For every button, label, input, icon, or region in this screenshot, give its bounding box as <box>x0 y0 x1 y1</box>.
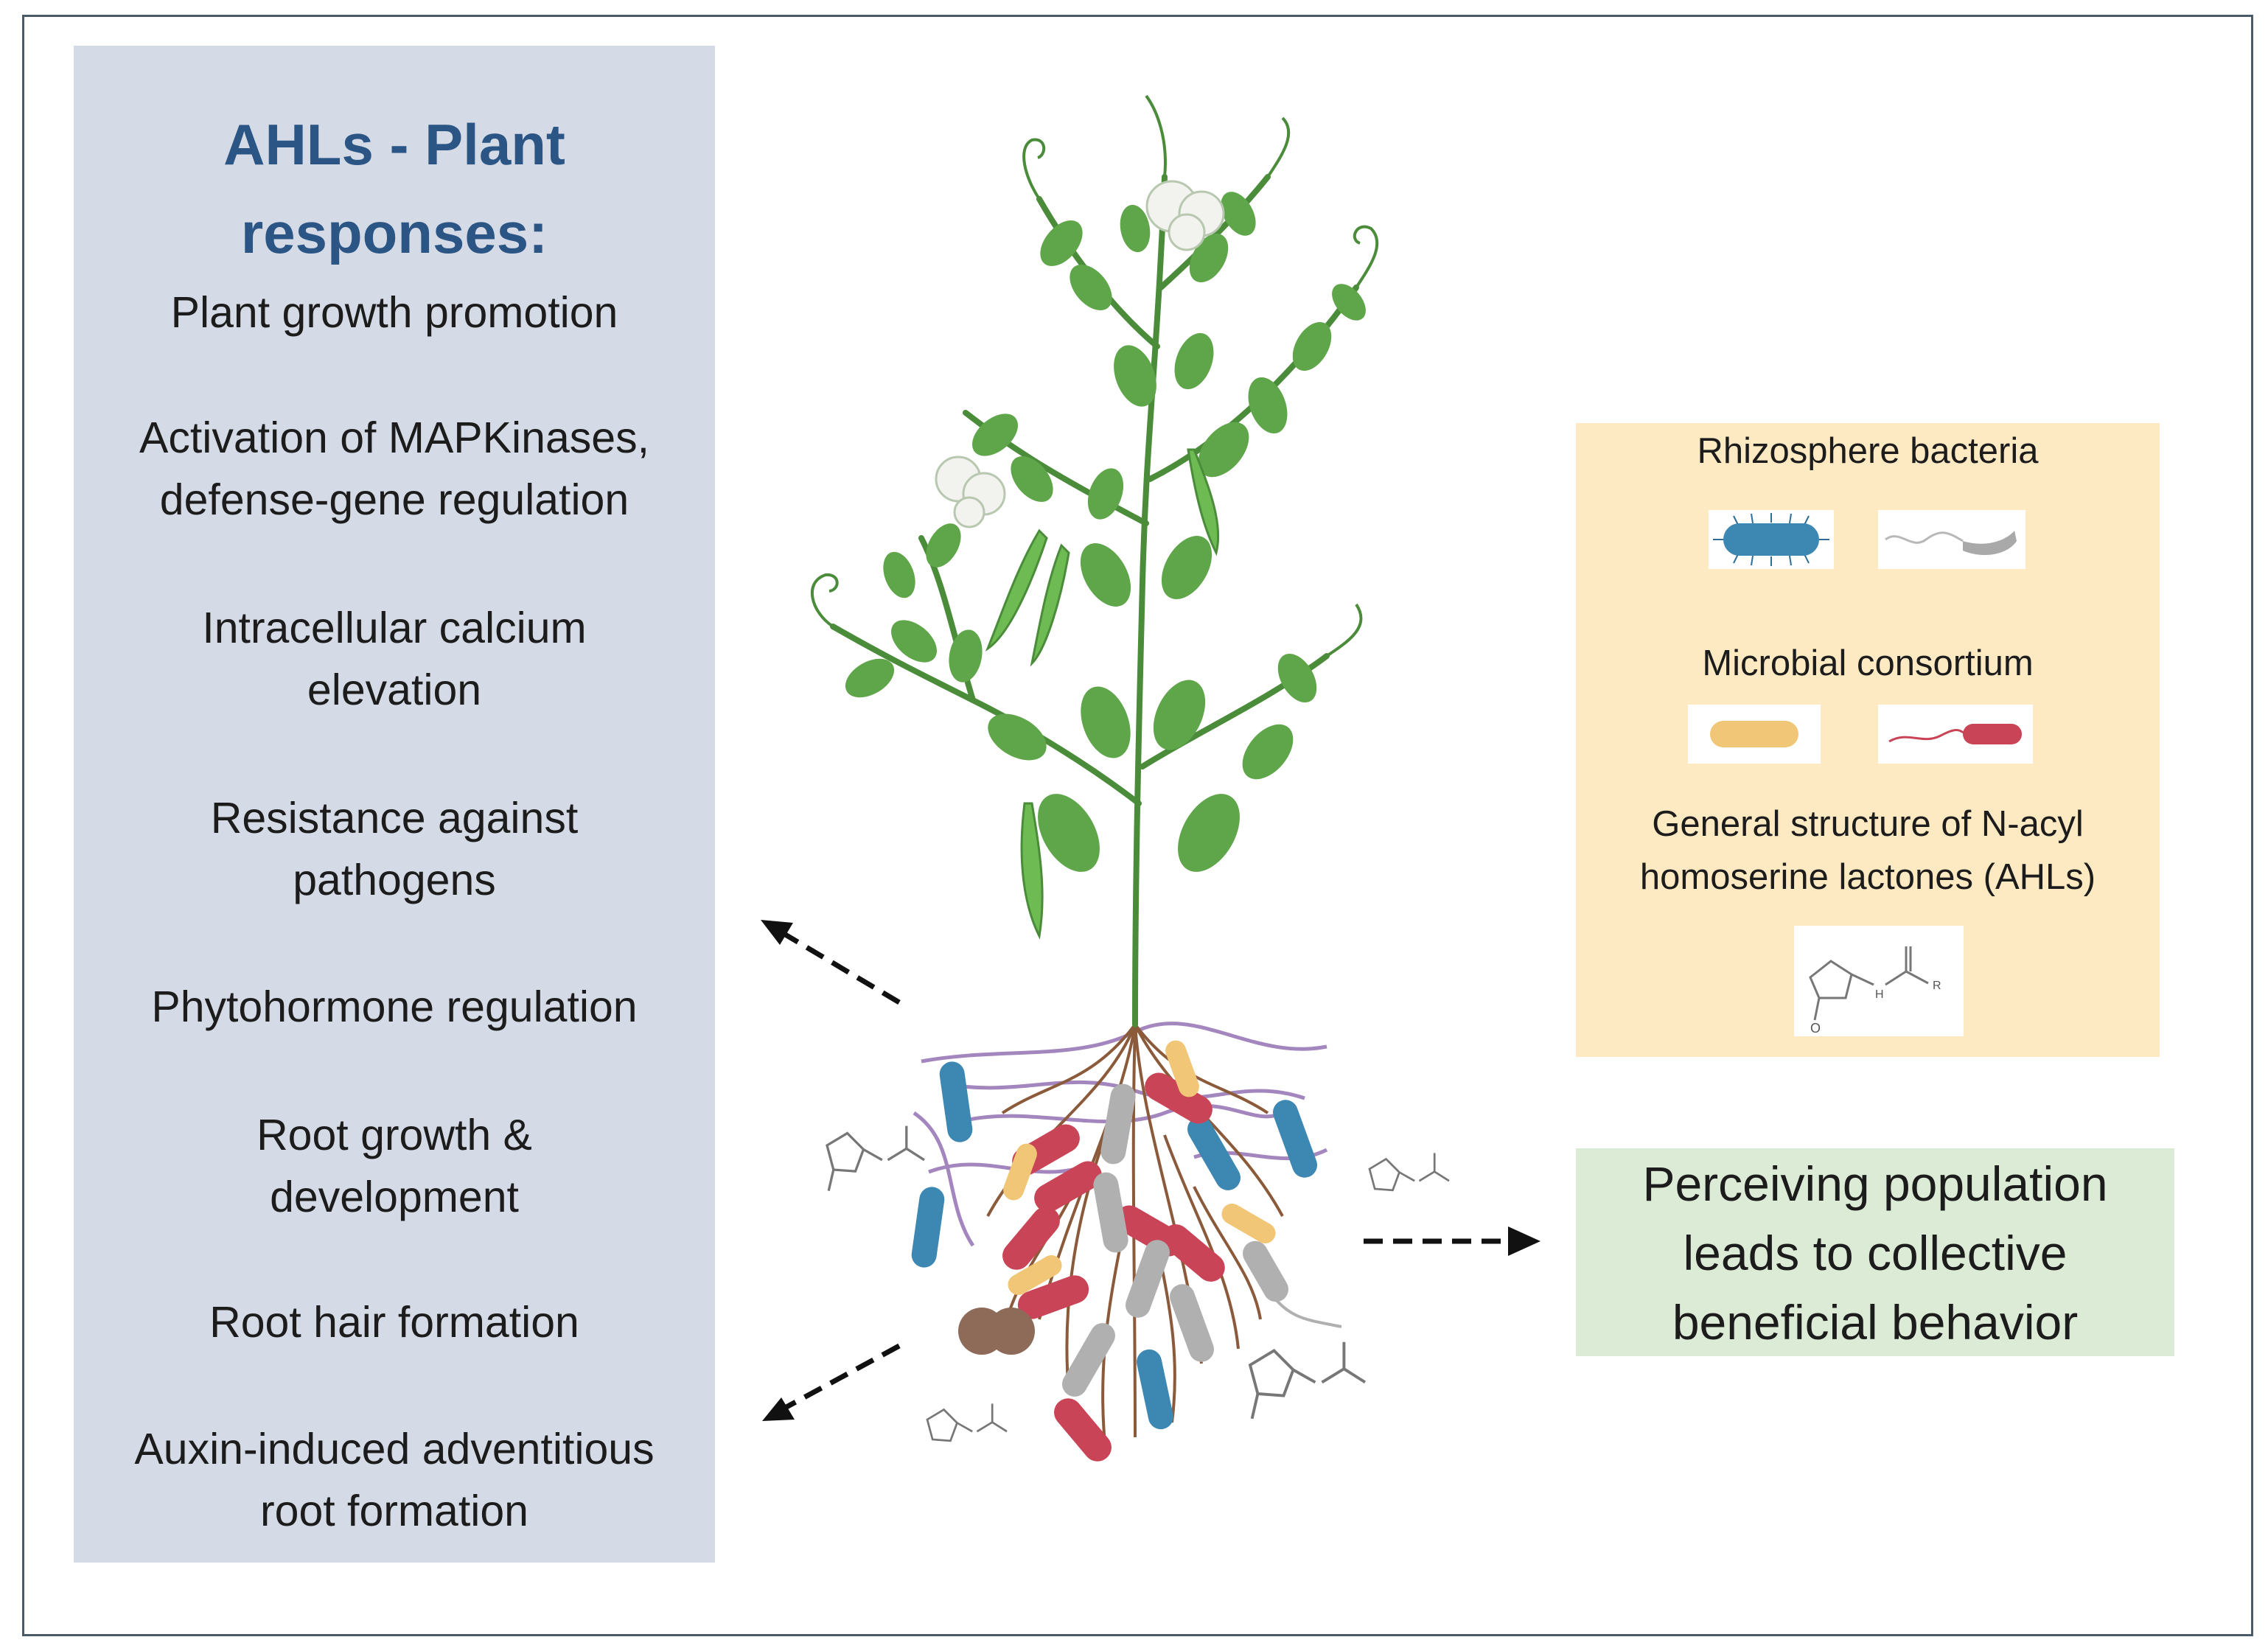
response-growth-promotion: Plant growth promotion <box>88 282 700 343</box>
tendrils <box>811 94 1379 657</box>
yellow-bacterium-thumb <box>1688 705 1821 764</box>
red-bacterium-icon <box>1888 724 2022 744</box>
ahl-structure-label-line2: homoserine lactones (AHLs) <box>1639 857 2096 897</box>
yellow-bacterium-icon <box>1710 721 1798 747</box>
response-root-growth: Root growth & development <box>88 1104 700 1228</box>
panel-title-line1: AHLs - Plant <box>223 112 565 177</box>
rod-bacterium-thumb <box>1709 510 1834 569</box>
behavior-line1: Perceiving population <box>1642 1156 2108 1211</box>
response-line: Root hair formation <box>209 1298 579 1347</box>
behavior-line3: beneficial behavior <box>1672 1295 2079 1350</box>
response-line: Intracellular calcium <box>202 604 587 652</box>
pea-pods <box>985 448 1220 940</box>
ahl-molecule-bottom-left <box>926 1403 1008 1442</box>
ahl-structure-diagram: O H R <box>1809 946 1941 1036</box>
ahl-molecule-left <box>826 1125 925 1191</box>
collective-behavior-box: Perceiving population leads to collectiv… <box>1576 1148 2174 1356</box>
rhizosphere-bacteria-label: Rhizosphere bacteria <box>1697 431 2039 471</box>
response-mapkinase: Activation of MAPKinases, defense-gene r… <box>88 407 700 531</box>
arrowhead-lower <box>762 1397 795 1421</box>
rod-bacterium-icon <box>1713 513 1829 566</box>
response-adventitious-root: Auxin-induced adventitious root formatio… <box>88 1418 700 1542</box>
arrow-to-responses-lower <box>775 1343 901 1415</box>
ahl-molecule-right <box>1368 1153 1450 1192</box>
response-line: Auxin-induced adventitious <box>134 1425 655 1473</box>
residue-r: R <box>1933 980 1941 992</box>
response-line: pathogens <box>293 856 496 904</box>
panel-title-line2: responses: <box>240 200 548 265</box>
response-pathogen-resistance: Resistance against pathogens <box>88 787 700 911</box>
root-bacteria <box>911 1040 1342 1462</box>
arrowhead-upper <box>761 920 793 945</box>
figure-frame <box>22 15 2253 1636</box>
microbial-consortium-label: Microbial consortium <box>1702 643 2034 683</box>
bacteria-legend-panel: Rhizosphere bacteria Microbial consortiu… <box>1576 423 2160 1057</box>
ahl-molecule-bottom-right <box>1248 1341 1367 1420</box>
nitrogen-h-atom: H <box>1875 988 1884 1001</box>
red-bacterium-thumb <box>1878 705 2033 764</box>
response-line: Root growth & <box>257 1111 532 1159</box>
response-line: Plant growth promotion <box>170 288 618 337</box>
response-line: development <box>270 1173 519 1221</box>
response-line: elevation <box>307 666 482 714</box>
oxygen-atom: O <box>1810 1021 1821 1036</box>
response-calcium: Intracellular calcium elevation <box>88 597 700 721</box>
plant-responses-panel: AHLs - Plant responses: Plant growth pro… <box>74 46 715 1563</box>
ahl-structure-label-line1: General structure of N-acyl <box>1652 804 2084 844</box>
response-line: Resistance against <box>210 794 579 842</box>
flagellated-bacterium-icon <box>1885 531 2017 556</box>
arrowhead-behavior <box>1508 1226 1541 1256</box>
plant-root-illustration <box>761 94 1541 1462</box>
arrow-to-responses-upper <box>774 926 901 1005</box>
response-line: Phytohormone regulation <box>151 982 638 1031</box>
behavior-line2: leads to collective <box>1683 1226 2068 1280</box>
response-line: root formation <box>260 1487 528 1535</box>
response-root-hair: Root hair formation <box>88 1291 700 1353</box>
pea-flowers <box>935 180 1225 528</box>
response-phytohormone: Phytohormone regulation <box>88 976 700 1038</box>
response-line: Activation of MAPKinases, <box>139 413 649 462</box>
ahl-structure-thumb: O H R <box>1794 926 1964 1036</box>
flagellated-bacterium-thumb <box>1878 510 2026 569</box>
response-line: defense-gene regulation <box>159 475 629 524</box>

**Instructions to follow:**
What is wanted is a copy of every line in the listing that includes the word "Perceiving".

**Exercise output:**
behavior-line1: Perceiving population <box>1642 1156 2108 1211</box>
collective-behavior-box: Perceiving population leads to collectiv… <box>1576 1148 2174 1356</box>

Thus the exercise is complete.